» **SET PROBLEM**:
Copy every line of the entries that includes the word "Мероприятия".

◆ ◆ ◆

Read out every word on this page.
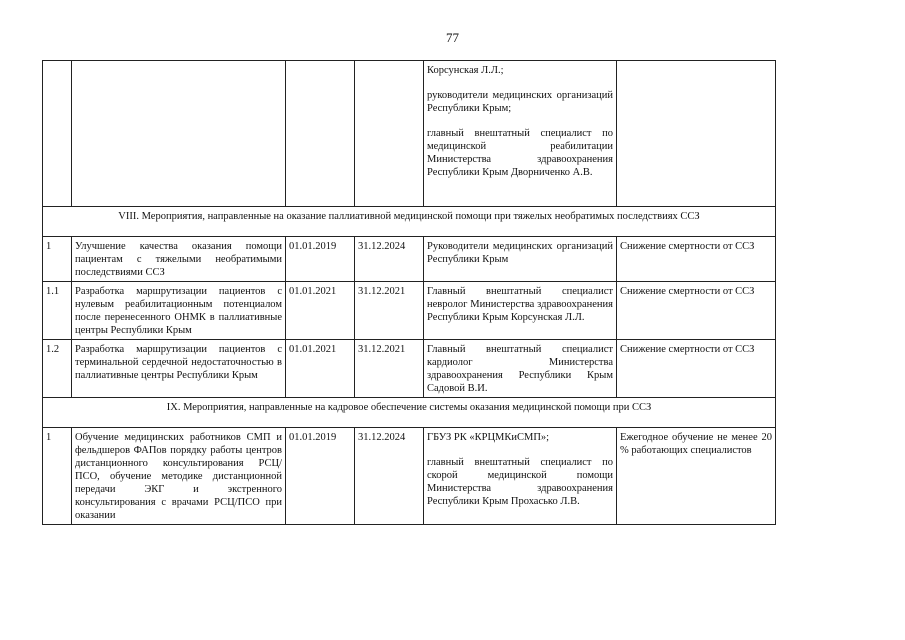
77

				Корсунская Л.Л.;
руководители медицинских организаций Республики Крым;
главный внештатный специалист по медицинской реабилитации Министерства здравоохранения Республики Крым Дворниченко А.В.	

VIII. Мероприятия, направленные на оказание паллиативной медицинской помощи при тяжелых необратимых последствиях ССЗ					
1	Улучшение качества оказания помощи пациентам с тяжелыми необратимыми последствиями ССЗ	01.01.2019	31.12.2024	Руководители медицинских организаций Республики Крым	Снижение смертности от ССЗ
1.1	Разработка маршрутизации пациентов с нулевым реабилитационным потенциалом после перенесенного ОНМК в паллиативные центры Республики Крым	01.01.2021	31.12.2021	Главный внештатный специалист невролог Министерства здравоохранения Республики Крым Корсунская Л.Л.	Снижение смертности от ССЗ
1.2	Разработка маршрутизации пациентов с терминальной сердечной недостаточностью в паллиативные центры Республики Крым	01.01.2021	31.12.2021	Главный внештатный специалист кардиолог Министерства здравоохранения Республики Крым Садовой В.И.	Снижение смертности от ССЗ
IX. Мероприятия, направленные на кадровое обеспечение системы оказания медицинской помощи при ССЗ					
1	Обучение медицинских работников СМП и фельдшеров ФАПов порядку работы центров дистанционного консультирования РСЦ/ПСО, обучение методике дистанционной передачи ЭКГ и экстренного консультирования с врачами РСЦ/ПСО при оказании	01.01.2019	31.12.2024	ГБУЗ РК «КРЦМКиСМП»;
главный внештатный специалист по скорой медицинской помощи Министерства здравоохранения Республики Крым Прохасько Л.В.	Ежегодное обучение не менее 20 % работающих специалистов
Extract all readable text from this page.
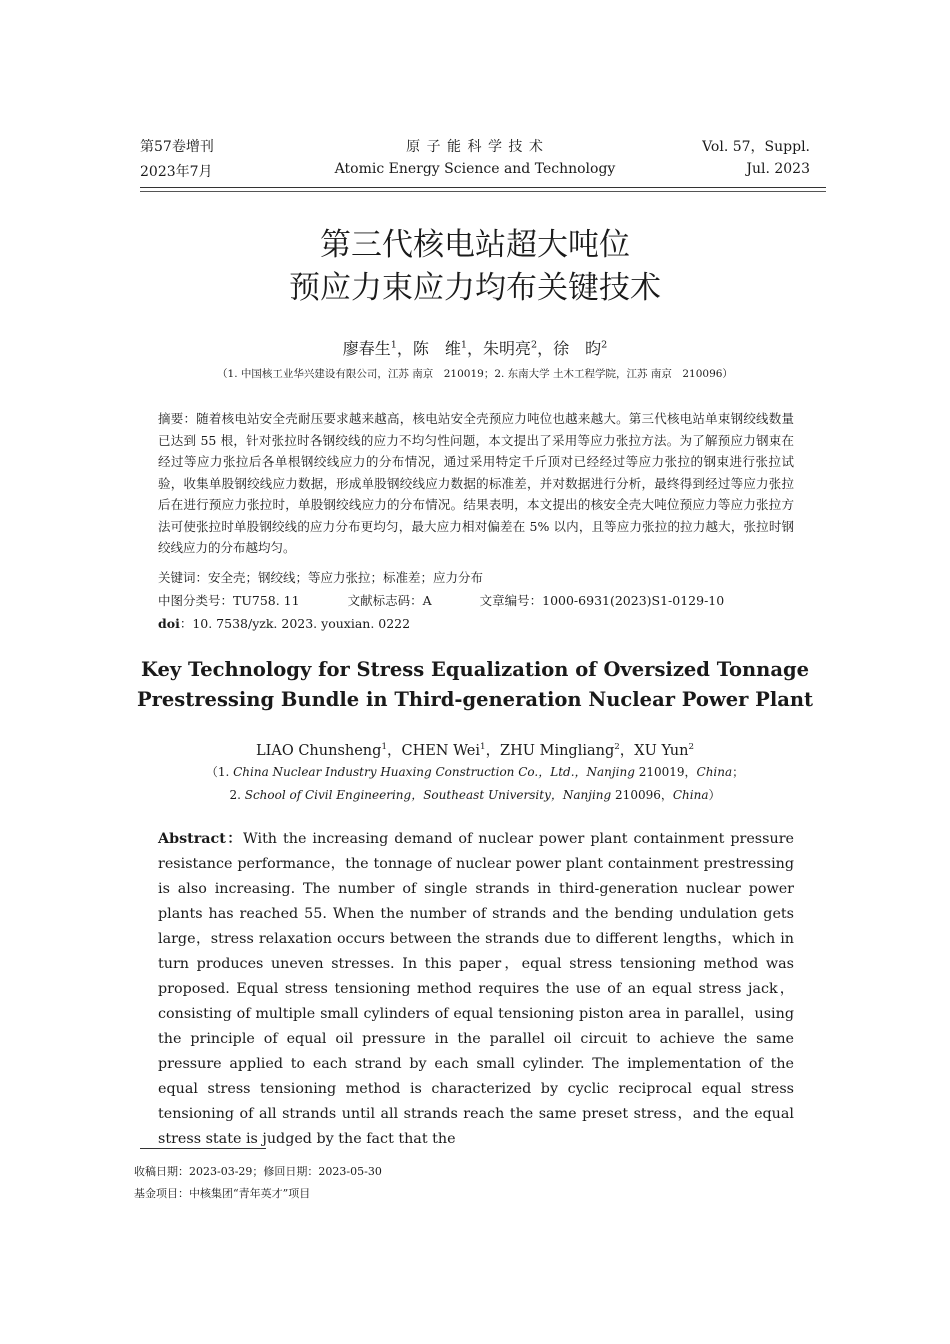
第57卷增刊
2023年7月
原 子 能 科 学 技 术
Atomic Energy Science and Technology
Vol. 57，Suppl.
Jul. 2023
第三代核电站超大吨位
预应力束应力均布关键技术
廖春生$^1$，陈　维$^1$，朱明亮$^2$，徐　昀$^2$
（1. 中国核工业华兴建设有限公司，江苏 南京　210019；2. 东南大学 土木工程学院，江苏 南京　210096）
摘要：随着核电站安全壳耐压要求越来越高，核电站安全壳预应力吨位也越来越大。第三代核电站单束钢绞线数量已达到 55 根，针对张拉时各钢绞线的应力不均匀性问题，本文提出了采用等应力张拉方法。为了解预应力钢束在经过等应力张拉后各单根钢绞线应力的分布情况，通过采用特定千斤顶对已经经过等应力张拉的钢束进行张拉试验，收集单股钢绞线应力数据，形成单股钢绞线应力数据的标准差，并对数据进行分析，最终得到经过等应力张拉后在进行预应力张拉时，单股钢绞线应力的分布情况。结果表明，本文提出的核安全壳大吨位预应力等应力张拉方法可使张拉时单股钢绞线的应力分布更均匀，最大应力相对偏差在 5% 以内，且等应力张拉的拉力越大，张拉时钢绞线应力的分布越均匀。
关键词：安全壳；钢绞线；等应力张拉；标准差；应力分布
中图分类号：TU758. 11	文献标志码：A	文章编号：1000-6931(2023)S1-0129-10
doi：10. 7538/yzk. 2023. youxian. 0222
Key Technology for Stress Equalization of Oversized Tonnage
Prestressing Bundle in Third-generation Nuclear Power Plant
LIAO Chunsheng$^1$，CHEN Wei$^1$，ZHU Mingliang$^2$，XU Yun$^2$
（1. China Nuclear Industry Huaxing Construction Co.，Ltd.，Nanjing 210019，China；
2. School of Civil Engineering，Southeast University，Nanjing 210096，China）
Abstract：With the increasing demand of nuclear power plant containment pressure resistance performance，the tonnage of nuclear power plant containment prestressing is also increasing. The number of single strands in third-generation nuclear power plants has reached 55. When the number of strands and the bending undulation gets large，stress relaxation occurs between the strands due to different lengths，which in turn produces uneven stresses. In this paper，equal stress tensioning method was proposed. Equal stress tensioning method requires the use of an equal stress jack，consisting of multiple small cylinders of equal tensioning piston area in parallel，using the principle of equal oil pressure in the parallel oil circuit to achieve the same pressure applied to each strand by each small cylinder. The implementation of the equal stress tensioning method is characterized by cyclic reciprocal equal stress tensioning of all strands until all strands reach the same preset stress，and the equal stress state is judged by the fact that the
收稿日期：2023-03-29；修回日期：2023-05-30
基金项目：中核集团“青年英才”项目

◆ ◆ ◆

» **TASK OUTPUT**:
VIII. Мероприятия, направленные на оказание паллиативной медицинской помощи при тяжелых необратимых последствиях ССЗ					
IX. Мероприятия, направленные на кадровое обеспечение системы оказания медицинской помощи при ССЗ					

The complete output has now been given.